Stored records
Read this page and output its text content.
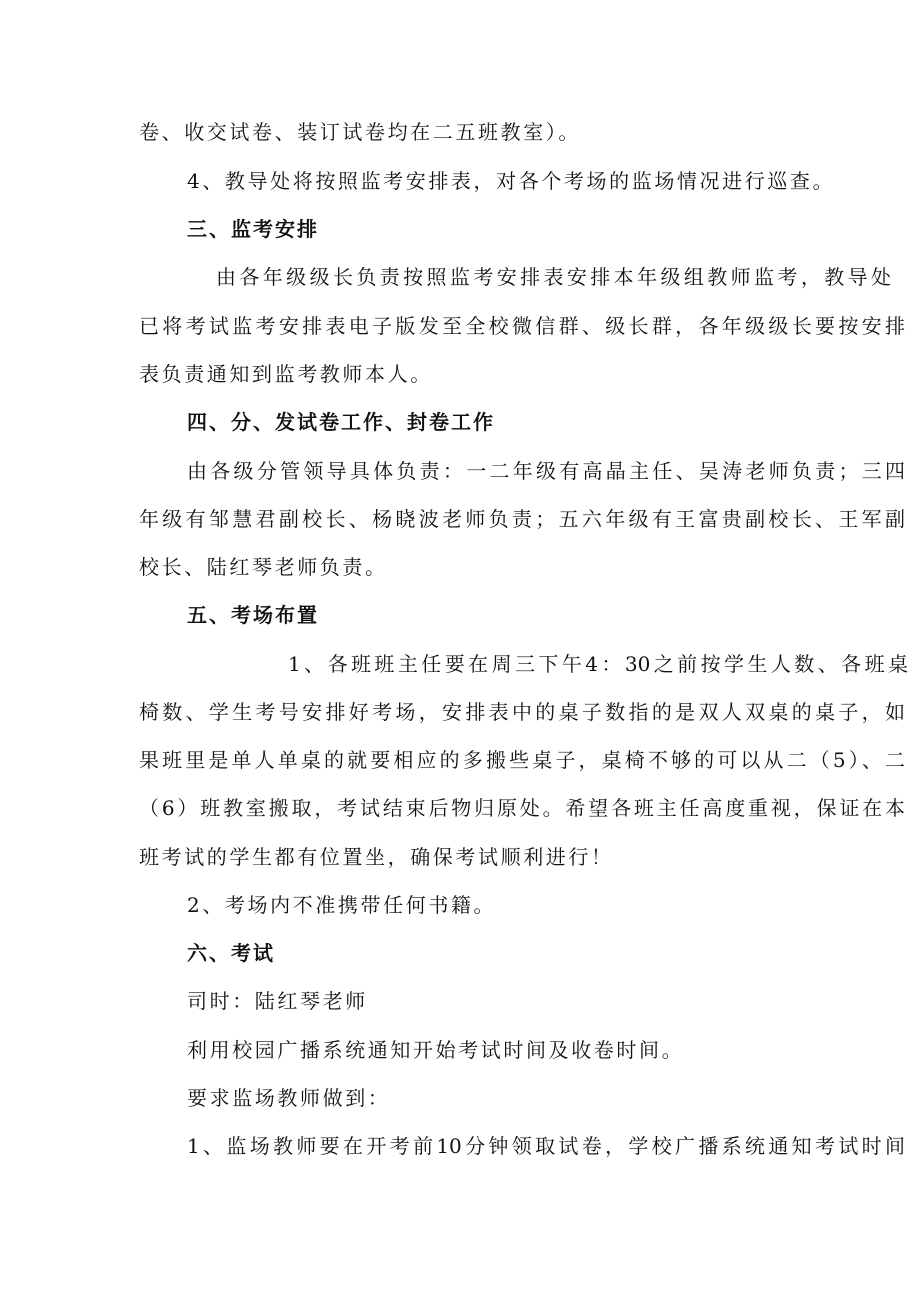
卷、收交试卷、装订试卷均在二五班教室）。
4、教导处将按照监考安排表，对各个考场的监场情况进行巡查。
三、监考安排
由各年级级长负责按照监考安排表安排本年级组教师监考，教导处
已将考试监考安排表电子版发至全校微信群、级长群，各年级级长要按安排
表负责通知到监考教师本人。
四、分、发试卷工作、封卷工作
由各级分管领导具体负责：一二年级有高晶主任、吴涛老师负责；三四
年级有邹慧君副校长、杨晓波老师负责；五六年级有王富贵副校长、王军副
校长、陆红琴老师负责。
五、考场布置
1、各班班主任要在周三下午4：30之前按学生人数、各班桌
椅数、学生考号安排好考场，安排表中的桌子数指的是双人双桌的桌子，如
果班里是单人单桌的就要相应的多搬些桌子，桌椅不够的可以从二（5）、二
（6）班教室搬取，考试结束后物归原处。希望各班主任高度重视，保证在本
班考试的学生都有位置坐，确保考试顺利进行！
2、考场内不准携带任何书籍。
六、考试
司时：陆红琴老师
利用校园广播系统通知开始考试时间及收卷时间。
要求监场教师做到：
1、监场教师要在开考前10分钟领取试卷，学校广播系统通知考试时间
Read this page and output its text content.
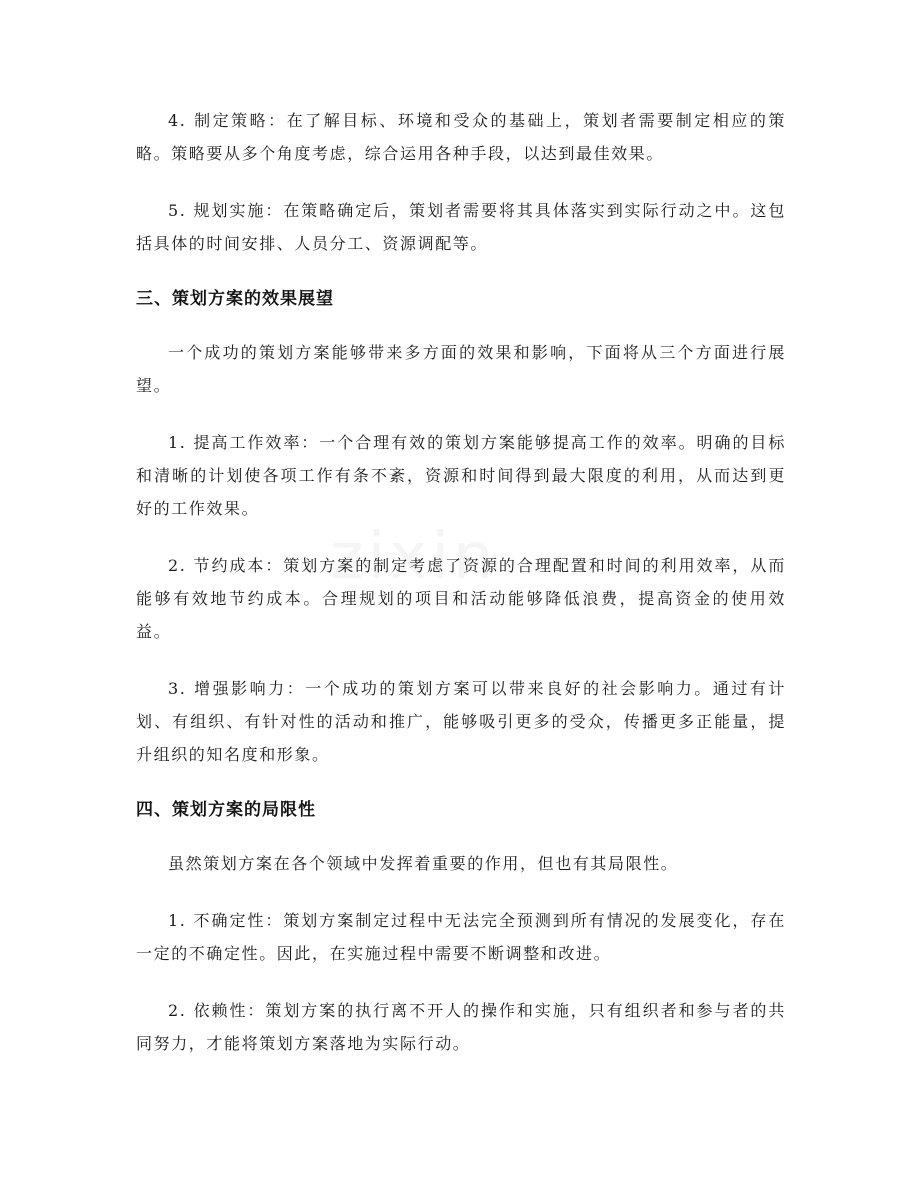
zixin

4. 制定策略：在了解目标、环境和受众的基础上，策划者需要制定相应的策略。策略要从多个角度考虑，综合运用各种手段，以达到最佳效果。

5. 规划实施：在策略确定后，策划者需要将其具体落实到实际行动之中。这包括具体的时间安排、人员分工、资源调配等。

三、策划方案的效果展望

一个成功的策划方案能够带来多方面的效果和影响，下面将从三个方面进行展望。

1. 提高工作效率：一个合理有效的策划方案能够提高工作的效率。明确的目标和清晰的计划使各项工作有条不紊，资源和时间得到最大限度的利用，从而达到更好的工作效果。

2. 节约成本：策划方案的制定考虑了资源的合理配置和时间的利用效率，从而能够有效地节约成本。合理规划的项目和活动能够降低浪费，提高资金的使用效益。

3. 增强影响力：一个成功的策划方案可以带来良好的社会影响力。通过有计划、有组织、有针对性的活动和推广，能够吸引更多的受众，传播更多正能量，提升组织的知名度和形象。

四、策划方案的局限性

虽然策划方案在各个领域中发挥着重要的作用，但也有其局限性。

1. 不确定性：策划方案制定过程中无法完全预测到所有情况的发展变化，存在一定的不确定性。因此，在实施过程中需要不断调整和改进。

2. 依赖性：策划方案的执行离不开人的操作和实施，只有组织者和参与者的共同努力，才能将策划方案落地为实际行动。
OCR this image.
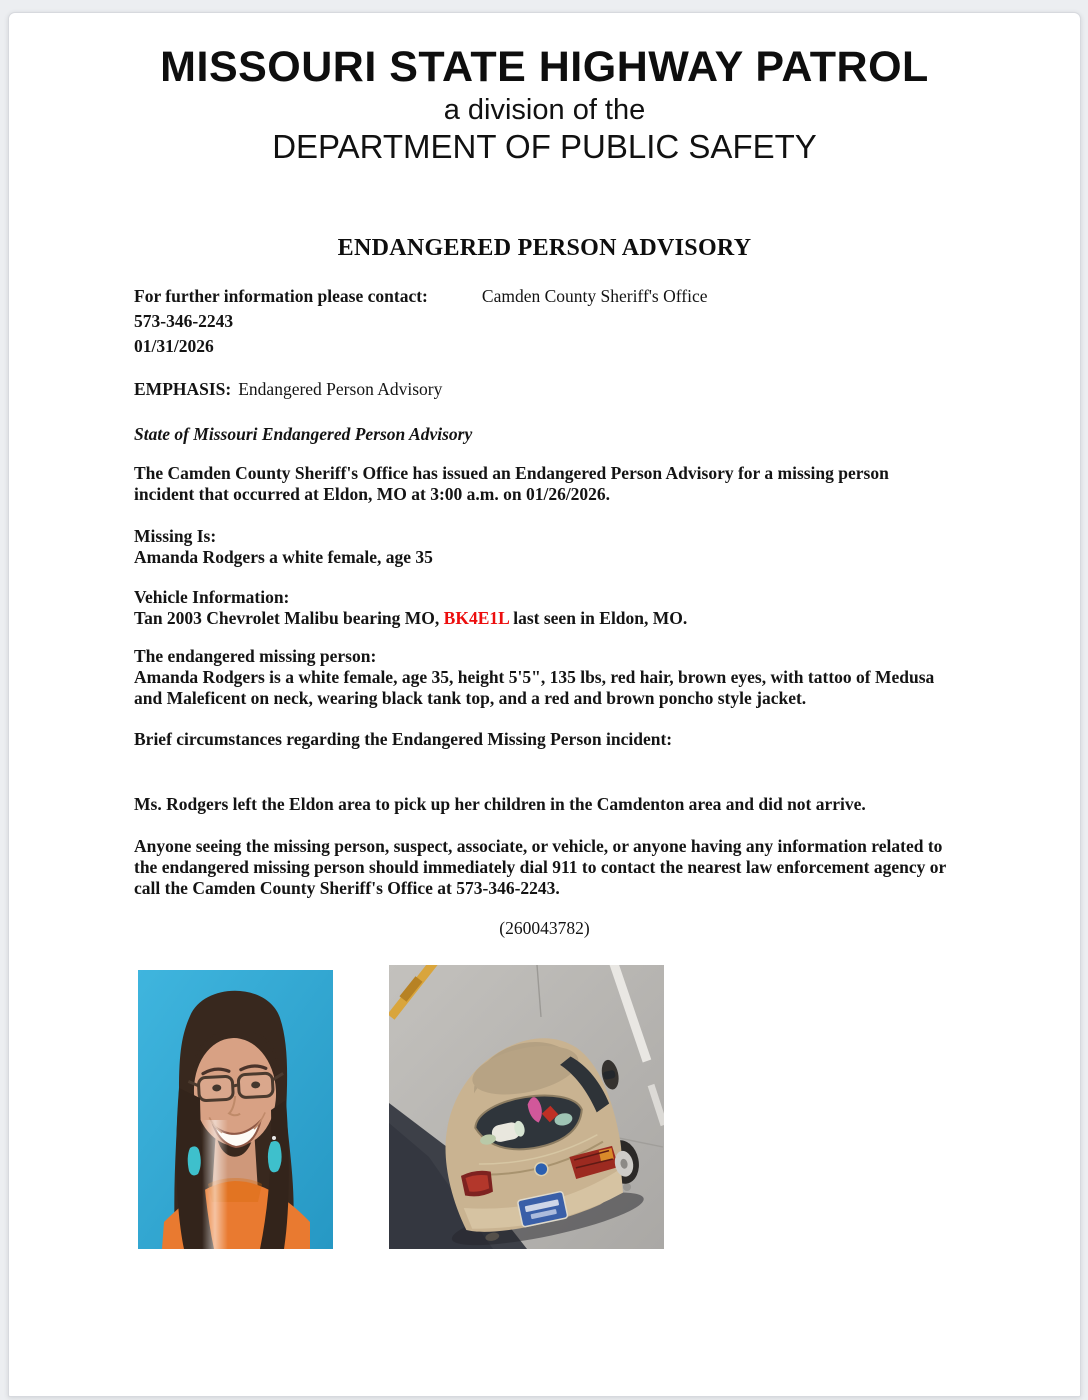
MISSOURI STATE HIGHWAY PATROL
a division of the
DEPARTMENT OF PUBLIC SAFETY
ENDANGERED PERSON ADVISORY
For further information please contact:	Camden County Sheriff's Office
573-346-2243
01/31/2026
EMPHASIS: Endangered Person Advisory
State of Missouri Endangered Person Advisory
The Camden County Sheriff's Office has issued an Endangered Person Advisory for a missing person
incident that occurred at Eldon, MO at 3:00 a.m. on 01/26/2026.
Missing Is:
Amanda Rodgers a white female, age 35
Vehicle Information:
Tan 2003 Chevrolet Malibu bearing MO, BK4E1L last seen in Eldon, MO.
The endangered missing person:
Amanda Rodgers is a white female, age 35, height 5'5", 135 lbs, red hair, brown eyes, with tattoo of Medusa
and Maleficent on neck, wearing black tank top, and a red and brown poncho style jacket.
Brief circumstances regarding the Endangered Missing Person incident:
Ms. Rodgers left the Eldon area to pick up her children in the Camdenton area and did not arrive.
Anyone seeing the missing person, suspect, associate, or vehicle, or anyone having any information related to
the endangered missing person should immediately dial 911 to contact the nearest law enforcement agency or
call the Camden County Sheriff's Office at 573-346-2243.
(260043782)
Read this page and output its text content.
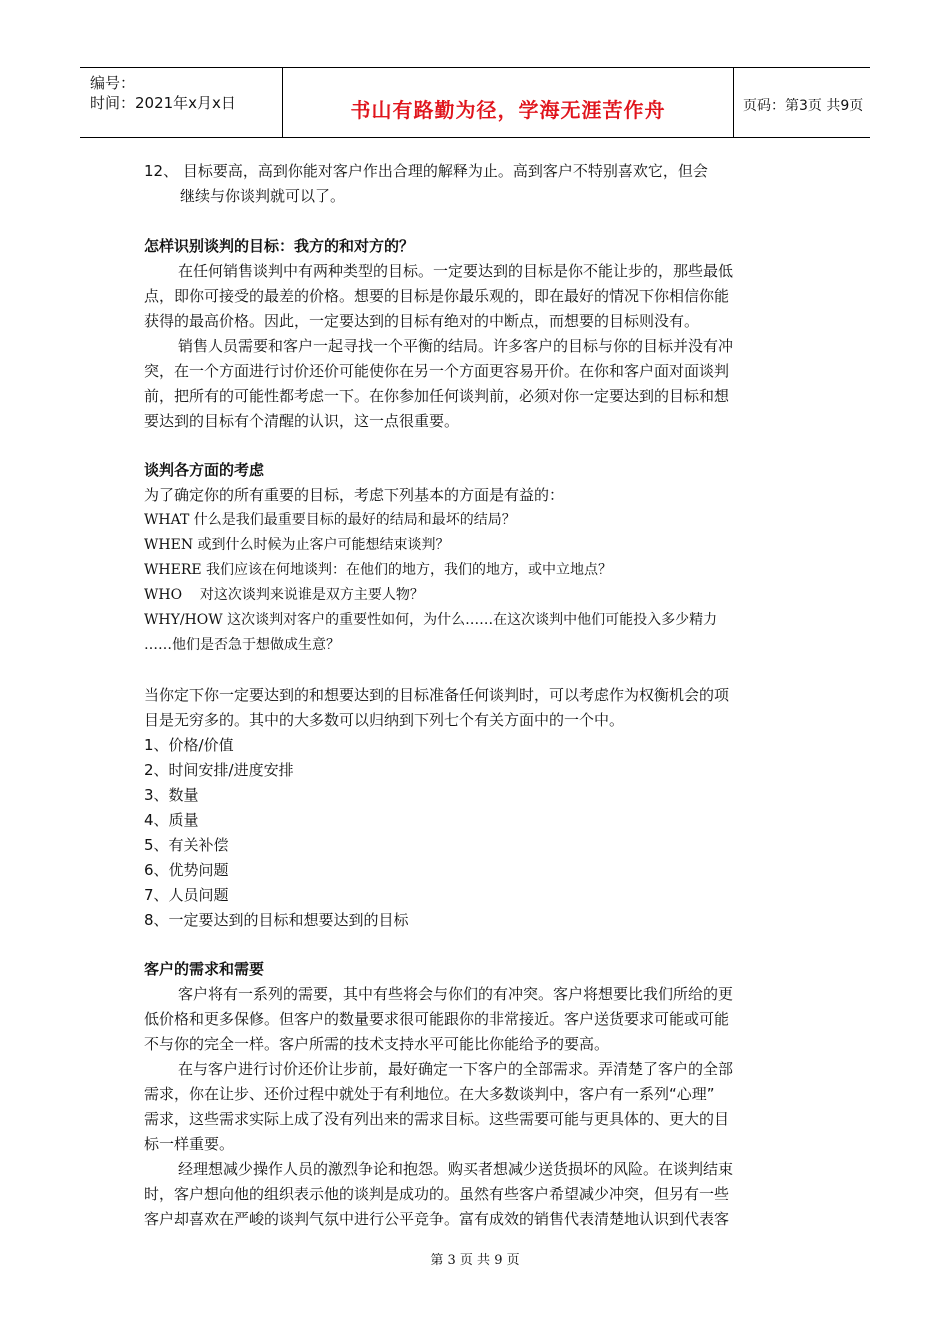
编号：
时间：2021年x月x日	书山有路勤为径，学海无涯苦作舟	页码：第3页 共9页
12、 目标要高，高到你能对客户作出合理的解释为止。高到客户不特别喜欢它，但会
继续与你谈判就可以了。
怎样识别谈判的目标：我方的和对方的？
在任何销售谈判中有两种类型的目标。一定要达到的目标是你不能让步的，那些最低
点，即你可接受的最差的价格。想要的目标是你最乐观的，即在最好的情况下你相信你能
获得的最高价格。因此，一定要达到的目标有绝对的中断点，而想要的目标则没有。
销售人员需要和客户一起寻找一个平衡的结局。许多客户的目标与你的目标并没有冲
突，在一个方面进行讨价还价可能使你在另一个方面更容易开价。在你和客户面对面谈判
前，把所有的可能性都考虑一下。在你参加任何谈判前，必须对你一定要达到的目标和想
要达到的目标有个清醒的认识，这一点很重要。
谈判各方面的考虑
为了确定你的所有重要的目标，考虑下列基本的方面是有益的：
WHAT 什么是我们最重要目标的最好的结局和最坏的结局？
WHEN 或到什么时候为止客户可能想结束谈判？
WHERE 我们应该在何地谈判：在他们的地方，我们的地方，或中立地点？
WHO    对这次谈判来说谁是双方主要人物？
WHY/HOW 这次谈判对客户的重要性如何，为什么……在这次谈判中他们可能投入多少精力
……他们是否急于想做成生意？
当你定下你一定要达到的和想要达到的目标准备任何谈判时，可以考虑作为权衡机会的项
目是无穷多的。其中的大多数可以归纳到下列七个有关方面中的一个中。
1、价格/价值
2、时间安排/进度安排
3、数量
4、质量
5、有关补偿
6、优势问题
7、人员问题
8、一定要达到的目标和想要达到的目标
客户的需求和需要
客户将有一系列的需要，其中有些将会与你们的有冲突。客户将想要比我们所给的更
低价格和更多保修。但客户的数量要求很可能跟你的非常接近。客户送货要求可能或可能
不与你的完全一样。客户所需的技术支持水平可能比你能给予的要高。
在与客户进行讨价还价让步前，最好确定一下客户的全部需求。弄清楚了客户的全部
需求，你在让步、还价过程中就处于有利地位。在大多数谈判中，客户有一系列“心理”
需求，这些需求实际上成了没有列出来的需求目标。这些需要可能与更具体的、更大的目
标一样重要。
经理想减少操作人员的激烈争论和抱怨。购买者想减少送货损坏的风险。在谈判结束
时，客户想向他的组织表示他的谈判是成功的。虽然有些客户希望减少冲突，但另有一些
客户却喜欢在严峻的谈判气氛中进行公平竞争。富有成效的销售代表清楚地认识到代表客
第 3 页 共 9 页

**TASK BRIEF:**
From the entries above, pull out each line that includes "Office".

**ANSWER FOR THIS EXERCISE:**
For further information please contact:	Camden County Sheriff's Office
The Camden County Sheriff's Office has issued an Endangered Person Advisory for a missing person
call the Camden County Sheriff's Office at 573-346-2243.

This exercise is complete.